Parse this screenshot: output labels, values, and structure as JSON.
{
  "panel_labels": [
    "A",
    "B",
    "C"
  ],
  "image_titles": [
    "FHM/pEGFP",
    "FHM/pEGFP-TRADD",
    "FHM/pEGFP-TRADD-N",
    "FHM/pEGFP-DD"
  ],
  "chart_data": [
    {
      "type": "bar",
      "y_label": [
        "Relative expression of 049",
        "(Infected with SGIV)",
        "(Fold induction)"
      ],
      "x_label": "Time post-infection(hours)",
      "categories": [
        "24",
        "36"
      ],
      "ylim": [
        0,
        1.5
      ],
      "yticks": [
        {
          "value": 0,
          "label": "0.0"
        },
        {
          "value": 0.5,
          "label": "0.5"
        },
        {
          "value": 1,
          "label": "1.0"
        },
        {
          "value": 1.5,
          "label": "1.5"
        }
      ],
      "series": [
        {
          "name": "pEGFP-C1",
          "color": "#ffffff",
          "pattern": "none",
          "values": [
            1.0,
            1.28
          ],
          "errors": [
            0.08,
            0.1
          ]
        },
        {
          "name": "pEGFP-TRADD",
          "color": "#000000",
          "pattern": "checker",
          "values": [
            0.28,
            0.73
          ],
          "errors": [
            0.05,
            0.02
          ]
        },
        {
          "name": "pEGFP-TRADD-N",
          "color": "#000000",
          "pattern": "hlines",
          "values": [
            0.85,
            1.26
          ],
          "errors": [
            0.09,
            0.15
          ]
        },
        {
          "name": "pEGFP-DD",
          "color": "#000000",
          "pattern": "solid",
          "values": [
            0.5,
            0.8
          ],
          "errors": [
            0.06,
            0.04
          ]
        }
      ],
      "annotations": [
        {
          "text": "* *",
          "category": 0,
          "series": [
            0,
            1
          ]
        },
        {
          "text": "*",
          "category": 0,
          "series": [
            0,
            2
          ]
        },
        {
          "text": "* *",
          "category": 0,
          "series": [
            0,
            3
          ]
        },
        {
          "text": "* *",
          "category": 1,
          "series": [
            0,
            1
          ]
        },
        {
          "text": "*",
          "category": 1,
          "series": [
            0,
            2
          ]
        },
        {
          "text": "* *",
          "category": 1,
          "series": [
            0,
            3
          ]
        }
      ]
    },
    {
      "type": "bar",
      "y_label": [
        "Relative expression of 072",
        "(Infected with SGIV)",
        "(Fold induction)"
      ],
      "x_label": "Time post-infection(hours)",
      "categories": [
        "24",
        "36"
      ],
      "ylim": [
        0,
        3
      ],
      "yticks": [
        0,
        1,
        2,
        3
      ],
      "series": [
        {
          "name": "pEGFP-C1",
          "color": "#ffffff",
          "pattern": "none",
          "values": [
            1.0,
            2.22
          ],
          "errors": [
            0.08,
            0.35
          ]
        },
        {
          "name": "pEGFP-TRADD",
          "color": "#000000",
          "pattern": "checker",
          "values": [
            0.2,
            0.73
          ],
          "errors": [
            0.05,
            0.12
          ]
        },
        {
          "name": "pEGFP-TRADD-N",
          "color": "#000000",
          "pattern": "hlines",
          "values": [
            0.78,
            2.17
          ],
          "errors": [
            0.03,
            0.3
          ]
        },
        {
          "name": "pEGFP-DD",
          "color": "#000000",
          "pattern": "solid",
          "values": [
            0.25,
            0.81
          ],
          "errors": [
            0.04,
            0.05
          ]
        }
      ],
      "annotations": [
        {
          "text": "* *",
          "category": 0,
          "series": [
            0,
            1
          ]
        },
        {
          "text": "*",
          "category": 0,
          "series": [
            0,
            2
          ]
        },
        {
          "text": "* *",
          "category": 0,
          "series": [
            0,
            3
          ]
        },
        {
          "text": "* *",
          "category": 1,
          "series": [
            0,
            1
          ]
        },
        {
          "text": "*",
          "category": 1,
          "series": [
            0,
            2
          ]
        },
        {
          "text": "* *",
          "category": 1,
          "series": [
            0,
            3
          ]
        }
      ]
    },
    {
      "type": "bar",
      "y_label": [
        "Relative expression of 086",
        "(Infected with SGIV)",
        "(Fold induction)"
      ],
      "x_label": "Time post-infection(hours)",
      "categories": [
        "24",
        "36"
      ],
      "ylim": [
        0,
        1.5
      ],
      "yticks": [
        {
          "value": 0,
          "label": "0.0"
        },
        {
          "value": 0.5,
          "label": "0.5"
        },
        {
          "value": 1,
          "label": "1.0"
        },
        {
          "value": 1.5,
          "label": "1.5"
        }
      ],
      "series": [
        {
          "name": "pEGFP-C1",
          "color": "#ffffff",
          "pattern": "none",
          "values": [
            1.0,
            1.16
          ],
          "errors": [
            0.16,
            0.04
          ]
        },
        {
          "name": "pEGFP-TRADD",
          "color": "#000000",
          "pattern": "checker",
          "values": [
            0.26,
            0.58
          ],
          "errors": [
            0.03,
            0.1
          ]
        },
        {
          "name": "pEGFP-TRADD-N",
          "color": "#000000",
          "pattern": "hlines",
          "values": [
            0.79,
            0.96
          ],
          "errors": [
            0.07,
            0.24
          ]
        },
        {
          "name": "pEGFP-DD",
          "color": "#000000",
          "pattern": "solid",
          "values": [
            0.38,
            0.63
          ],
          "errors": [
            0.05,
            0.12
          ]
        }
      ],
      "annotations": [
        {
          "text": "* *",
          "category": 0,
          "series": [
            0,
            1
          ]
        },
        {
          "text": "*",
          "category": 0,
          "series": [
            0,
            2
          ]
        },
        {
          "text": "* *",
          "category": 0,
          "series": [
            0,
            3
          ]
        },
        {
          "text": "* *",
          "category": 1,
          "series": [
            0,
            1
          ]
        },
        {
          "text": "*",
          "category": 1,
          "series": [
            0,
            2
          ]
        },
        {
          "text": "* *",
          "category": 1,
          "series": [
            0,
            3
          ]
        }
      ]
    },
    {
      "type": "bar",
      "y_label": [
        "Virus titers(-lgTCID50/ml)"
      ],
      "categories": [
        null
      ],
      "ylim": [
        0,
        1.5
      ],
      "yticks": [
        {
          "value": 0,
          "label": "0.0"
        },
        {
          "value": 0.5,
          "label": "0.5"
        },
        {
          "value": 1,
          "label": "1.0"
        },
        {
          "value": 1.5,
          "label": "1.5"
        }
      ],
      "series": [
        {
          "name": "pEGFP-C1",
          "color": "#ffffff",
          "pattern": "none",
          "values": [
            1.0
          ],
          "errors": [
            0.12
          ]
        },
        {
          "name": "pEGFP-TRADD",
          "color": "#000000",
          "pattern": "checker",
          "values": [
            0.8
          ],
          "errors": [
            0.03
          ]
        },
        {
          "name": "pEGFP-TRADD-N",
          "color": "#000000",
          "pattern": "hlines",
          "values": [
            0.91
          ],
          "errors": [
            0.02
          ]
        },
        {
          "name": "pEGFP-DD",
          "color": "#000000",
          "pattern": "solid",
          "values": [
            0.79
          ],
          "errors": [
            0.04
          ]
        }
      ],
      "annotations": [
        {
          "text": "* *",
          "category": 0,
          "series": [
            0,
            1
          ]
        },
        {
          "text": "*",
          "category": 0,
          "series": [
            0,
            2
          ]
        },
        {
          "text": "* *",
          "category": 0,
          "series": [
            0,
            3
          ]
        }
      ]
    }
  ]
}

+--

Each line above that contains the word "Relative" should be copied.

● **RESPONSE**:
        "Relative expression of 049",
        "Relative expression of 072",
        "Relative expression of 086",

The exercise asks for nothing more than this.